## Begin
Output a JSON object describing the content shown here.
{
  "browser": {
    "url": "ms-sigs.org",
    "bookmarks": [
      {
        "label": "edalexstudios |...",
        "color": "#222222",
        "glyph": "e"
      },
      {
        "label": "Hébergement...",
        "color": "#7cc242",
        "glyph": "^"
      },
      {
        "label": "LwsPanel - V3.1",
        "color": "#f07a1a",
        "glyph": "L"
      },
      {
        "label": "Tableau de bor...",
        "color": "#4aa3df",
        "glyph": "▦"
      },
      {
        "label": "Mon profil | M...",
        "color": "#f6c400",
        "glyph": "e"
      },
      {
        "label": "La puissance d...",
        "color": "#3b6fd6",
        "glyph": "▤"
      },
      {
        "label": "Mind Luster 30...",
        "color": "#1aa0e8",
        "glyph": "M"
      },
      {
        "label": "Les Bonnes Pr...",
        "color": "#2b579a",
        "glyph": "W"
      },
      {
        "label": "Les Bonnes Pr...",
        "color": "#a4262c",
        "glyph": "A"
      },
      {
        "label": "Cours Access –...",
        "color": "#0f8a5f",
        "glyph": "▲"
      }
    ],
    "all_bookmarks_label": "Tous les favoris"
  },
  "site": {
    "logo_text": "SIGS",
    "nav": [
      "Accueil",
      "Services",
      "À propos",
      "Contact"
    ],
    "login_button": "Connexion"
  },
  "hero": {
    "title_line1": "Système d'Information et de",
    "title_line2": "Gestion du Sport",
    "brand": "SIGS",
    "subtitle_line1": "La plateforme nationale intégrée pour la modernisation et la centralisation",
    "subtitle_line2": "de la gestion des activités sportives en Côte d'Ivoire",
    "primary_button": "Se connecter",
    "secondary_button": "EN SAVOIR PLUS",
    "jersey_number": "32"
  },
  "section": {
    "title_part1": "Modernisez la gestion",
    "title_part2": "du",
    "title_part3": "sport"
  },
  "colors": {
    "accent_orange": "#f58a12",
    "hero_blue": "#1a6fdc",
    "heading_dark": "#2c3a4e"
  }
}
## End
What you need to do: From the data above, extract every line in its exact form.

Worked answer:
Output a JSON object describing the content shown here.
{
  "browser": {
    "url": "ms-sigs.org",
    "bookmarks": [
      {
        "label": "edalexstudios |...",
        "color": "#222222",
        "glyph": "e"
      },
      {
        "label": "Hébergement...",
        "color": "#7cc242",
        "glyph": "^"
      },
      {
        "label": "LwsPanel - V3.1",
        "color": "#f07a1a",
        "glyph": "L"
      },
      {
        "label": "Tableau de bor...",
        "color": "#4aa3df",
        "glyph": "▦"
      },
      {
        "label": "Mon profil | M...",
        "color": "#f6c400",
        "glyph": "e"
      },
      {
        "label": "La puissance d...",
        "color": "#3b6fd6",
        "glyph": "▤"
      },
      {
        "label": "Mind Luster 30...",
        "color": "#1aa0e8",
        "glyph": "M"
      },
      {
        "label": "Les Bonnes Pr...",
        "color": "#2b579a",
        "glyph": "W"
      },
      {
        "label": "Les Bonnes Pr...",
        "color": "#a4262c",
        "glyph": "A"
      },
      {
        "label": "Cours Access –...",
        "color": "#0f8a5f",
        "glyph": "▲"
      }
    ],
    "all_bookmarks_label": "Tous les favoris"
  },
  "site": {
    "logo_text": "SIGS",
    "nav": [
      "Accueil",
      "Services",
      "À propos",
      "Contact"
    ],
    "login_button": "Connexion"
  },
  "hero": {
    "title_line1": "Système d'Information et de",
    "title_line2": "Gestion du Sport",
    "brand": "SIGS",
    "subtitle_line1": "La plateforme nationale intégrée pour la modernisation et la centralisation",
    "subtitle_line2": "de la gestion des activités sportives en Côte d'Ivoire",
    "primary_button": "Se connecter",
    "secondary_button": "EN SAVOIR PLUS",
    "jersey_number": "32"
  },
  "section": {
    "title_part1": "Modernisez la gestion",
    "title_part2": "du",
    "title_part3": "sport"
  },
  "colors": {
    "accent_orange": "#f58a12",
    "hero_blue": "#1a6fdc",
    "heading_dark": "#2c3a4e"
  }
}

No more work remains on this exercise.